Will you transcribe the entries that follow, exactly and in full?
______
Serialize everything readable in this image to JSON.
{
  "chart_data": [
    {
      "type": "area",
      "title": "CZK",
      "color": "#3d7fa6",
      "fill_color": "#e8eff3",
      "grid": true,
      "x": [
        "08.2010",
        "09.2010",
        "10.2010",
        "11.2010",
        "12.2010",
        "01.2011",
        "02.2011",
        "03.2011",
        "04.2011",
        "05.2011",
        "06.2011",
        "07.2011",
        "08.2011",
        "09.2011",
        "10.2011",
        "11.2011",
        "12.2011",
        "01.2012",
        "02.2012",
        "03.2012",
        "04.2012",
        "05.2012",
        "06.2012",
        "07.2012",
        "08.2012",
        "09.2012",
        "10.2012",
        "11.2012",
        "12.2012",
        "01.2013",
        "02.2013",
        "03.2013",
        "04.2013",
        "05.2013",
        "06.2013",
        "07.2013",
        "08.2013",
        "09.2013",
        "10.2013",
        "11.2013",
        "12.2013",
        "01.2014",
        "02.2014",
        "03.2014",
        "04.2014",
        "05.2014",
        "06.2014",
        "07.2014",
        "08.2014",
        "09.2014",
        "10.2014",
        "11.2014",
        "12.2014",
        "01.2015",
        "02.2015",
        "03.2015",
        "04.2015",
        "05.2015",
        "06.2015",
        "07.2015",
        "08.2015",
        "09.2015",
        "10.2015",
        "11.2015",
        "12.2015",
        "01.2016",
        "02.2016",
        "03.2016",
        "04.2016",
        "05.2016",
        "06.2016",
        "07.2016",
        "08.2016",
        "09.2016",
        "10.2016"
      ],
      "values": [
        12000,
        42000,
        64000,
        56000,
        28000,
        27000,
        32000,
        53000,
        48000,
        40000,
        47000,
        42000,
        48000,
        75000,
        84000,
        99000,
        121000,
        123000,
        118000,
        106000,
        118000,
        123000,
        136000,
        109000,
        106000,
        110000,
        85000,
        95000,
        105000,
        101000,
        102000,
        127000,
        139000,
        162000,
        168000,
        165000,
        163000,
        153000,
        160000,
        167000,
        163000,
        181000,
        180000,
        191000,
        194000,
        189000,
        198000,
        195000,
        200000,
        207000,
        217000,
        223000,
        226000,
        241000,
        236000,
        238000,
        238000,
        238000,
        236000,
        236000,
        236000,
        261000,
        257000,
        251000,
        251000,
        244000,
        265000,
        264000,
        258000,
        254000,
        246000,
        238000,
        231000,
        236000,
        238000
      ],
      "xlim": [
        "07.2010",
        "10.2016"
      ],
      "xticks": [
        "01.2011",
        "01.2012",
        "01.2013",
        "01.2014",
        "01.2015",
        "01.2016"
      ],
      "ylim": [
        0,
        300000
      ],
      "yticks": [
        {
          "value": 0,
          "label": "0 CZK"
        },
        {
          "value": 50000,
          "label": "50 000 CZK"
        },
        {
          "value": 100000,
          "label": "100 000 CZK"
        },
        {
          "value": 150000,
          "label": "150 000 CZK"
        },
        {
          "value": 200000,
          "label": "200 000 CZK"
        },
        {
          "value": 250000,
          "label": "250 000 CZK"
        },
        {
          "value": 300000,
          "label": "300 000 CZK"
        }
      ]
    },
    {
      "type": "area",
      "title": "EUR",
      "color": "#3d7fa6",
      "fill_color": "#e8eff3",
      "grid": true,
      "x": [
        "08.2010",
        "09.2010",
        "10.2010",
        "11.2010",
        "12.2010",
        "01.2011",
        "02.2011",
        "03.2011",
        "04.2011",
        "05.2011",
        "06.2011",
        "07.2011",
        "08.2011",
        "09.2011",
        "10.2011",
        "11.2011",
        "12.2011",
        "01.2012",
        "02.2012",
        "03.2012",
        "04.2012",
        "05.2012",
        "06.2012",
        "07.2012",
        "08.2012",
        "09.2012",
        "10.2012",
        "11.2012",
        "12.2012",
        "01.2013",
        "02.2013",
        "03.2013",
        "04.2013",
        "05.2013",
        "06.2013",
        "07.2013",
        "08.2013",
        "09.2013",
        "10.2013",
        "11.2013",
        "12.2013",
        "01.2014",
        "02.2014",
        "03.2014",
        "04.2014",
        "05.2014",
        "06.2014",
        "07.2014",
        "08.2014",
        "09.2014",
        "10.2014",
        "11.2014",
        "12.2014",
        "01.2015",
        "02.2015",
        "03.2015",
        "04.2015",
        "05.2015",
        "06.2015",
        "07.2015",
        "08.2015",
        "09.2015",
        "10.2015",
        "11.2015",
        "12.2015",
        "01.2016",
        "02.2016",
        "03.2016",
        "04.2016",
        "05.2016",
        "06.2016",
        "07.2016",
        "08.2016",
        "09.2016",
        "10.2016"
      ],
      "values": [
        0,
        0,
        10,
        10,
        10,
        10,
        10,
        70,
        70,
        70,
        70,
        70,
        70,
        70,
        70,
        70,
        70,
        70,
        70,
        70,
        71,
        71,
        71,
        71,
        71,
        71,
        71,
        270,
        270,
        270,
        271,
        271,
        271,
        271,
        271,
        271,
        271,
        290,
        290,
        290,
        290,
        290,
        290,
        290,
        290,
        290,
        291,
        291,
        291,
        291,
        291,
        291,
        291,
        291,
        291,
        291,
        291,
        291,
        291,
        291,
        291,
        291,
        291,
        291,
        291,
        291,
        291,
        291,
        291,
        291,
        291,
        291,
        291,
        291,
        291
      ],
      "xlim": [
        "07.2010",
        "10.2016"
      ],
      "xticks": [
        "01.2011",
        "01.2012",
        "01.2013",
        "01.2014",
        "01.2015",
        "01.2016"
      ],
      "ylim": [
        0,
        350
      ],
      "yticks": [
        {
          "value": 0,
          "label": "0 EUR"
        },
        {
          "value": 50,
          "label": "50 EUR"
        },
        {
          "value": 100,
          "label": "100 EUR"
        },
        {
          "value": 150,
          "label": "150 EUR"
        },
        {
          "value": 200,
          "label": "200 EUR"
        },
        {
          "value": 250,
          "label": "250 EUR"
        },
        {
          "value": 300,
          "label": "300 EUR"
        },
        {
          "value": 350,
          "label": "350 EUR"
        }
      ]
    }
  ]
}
______
## THE RESPONSE
Serialize everything readable in this image to JSON.
{
  "chart_data": [
    {
      "type": "area",
      "title": "CZK",
      "color": "#3d7fa6",
      "fill_color": "#e8eff3",
      "grid": true,
      "x": [
        "08.2010",
        "09.2010",
        "10.2010",
        "11.2010",
        "12.2010",
        "01.2011",
        "02.2011",
        "03.2011",
        "04.2011",
        "05.2011",
        "06.2011",
        "07.2011",
        "08.2011",
        "09.2011",
        "10.2011",
        "11.2011",
        "12.2011",
        "01.2012",
        "02.2012",
        "03.2012",
        "04.2012",
        "05.2012",
        "06.2012",
        "07.2012",
        "08.2012",
        "09.2012",
        "10.2012",
        "11.2012",
        "12.2012",
        "01.2013",
        "02.2013",
        "03.2013",
        "04.2013",
        "05.2013",
        "06.2013",
        "07.2013",
        "08.2013",
        "09.2013",
        "10.2013",
        "11.2013",
        "12.2013",
        "01.2014",
        "02.2014",
        "03.2014",
        "04.2014",
        "05.2014",
        "06.2014",
        "07.2014",
        "08.2014",
        "09.2014",
        "10.2014",
        "11.2014",
        "12.2014",
        "01.2015",
        "02.2015",
        "03.2015",
        "04.2015",
        "05.2015",
        "06.2015",
        "07.2015",
        "08.2015",
        "09.2015",
        "10.2015",
        "11.2015",
        "12.2015",
        "01.2016",
        "02.2016",
        "03.2016",
        "04.2016",
        "05.2016",
        "06.2016",
        "07.2016",
        "08.2016",
        "09.2016",
        "10.2016"
      ],
      "values": [
        12000,
        42000,
        64000,
        56000,
        28000,
        27000,
        32000,
        53000,
        48000,
        40000,
        47000,
        42000,
        48000,
        75000,
        84000,
        99000,
        121000,
        123000,
        118000,
        106000,
        118000,
        123000,
        136000,
        109000,
        106000,
        110000,
        85000,
        95000,
        105000,
        101000,
        102000,
        127000,
        139000,
        162000,
        168000,
        165000,
        163000,
        153000,
        160000,
        167000,
        163000,
        181000,
        180000,
        191000,
        194000,
        189000,
        198000,
        195000,
        200000,
        207000,
        217000,
        223000,
        226000,
        241000,
        236000,
        238000,
        238000,
        238000,
        236000,
        236000,
        236000,
        261000,
        257000,
        251000,
        251000,
        244000,
        265000,
        264000,
        258000,
        254000,
        246000,
        238000,
        231000,
        236000,
        238000
      ],
      "xlim": [
        "07.2010",
        "10.2016"
      ],
      "xticks": [
        "01.2011",
        "01.2012",
        "01.2013",
        "01.2014",
        "01.2015",
        "01.2016"
      ],
      "ylim": [
        0,
        300000
      ],
      "yticks": [
        {
          "value": 0,
          "label": "0 CZK"
        },
        {
          "value": 50000,
          "label": "50 000 CZK"
        },
        {
          "value": 100000,
          "label": "100 000 CZK"
        },
        {
          "value": 150000,
          "label": "150 000 CZK"
        },
        {
          "value": 200000,
          "label": "200 000 CZK"
        },
        {
          "value": 250000,
          "label": "250 000 CZK"
        },
        {
          "value": 300000,
          "label": "300 000 CZK"
        }
      ]
    },
    {
      "type": "area",
      "title": "EUR",
      "color": "#3d7fa6",
      "fill_color": "#e8eff3",
      "grid": true,
      "x": [
        "08.2010",
        "09.2010",
        "10.2010",
        "11.2010",
        "12.2010",
        "01.2011",
        "02.2011",
        "03.2011",
        "04.2011",
        "05.2011",
        "06.2011",
        "07.2011",
        "08.2011",
        "09.2011",
        "10.2011",
        "11.2011",
        "12.2011",
        "01.2012",
        "02.2012",
        "03.2012",
        "04.2012",
        "05.2012",
        "06.2012",
        "07.2012",
        "08.2012",
        "09.2012",
        "10.2012",
        "11.2012",
        "12.2012",
        "01.2013",
        "02.2013",
        "03.2013",
        "04.2013",
        "05.2013",
        "06.2013",
        "07.2013",
        "08.2013",
        "09.2013",
        "10.2013",
        "11.2013",
        "12.2013",
        "01.2014",
        "02.2014",
        "03.2014",
        "04.2014",
        "05.2014",
        "06.2014",
        "07.2014",
        "08.2014",
        "09.2014",
        "10.2014",
        "11.2014",
        "12.2014",
        "01.2015",
        "02.2015",
        "03.2015",
        "04.2015",
        "05.2015",
        "06.2015",
        "07.2015",
        "08.2015",
        "09.2015",
        "10.2015",
        "11.2015",
        "12.2015",
        "01.2016",
        "02.2016",
        "03.2016",
        "04.2016",
        "05.2016",
        "06.2016",
        "07.2016",
        "08.2016",
        "09.2016",
        "10.2016"
      ],
      "values": [
        0,
        0,
        10,
        10,
        10,
        10,
        10,
        70,
        70,
        70,
        70,
        70,
        70,
        70,
        70,
        70,
        70,
        70,
        70,
        70,
        71,
        71,
        71,
        71,
        71,
        71,
        71,
        270,
        270,
        270,
        271,
        271,
        271,
        271,
        271,
        271,
        271,
        290,
        290,
        290,
        290,
        290,
        290,
        290,
        290,
        290,
        291,
        291,
        291,
        291,
        291,
        291,
        291,
        291,
        291,
        291,
        291,
        291,
        291,
        291,
        291,
        291,
        291,
        291,
        291,
        291,
        291,
        291,
        291,
        291,
        291,
        291,
        291,
        291,
        291
      ],
      "xlim": [
        "07.2010",
        "10.2016"
      ],
      "xticks": [
        "01.2011",
        "01.2012",
        "01.2013",
        "01.2014",
        "01.2015",
        "01.2016"
      ],
      "ylim": [
        0,
        350
      ],
      "yticks": [
        {
          "value": 0,
          "label": "0 EUR"
        },
        {
          "value": 50,
          "label": "50 EUR"
        },
        {
          "value": 100,
          "label": "100 EUR"
        },
        {
          "value": 150,
          "label": "150 EUR"
        },
        {
          "value": 200,
          "label": "200 EUR"
        },
        {
          "value": 250,
          "label": "250 EUR"
        },
        {
          "value": 300,
          "label": "300 EUR"
        },
        {
          "value": 350,
          "label": "350 EUR"
        }
      ]
    }
  ]
}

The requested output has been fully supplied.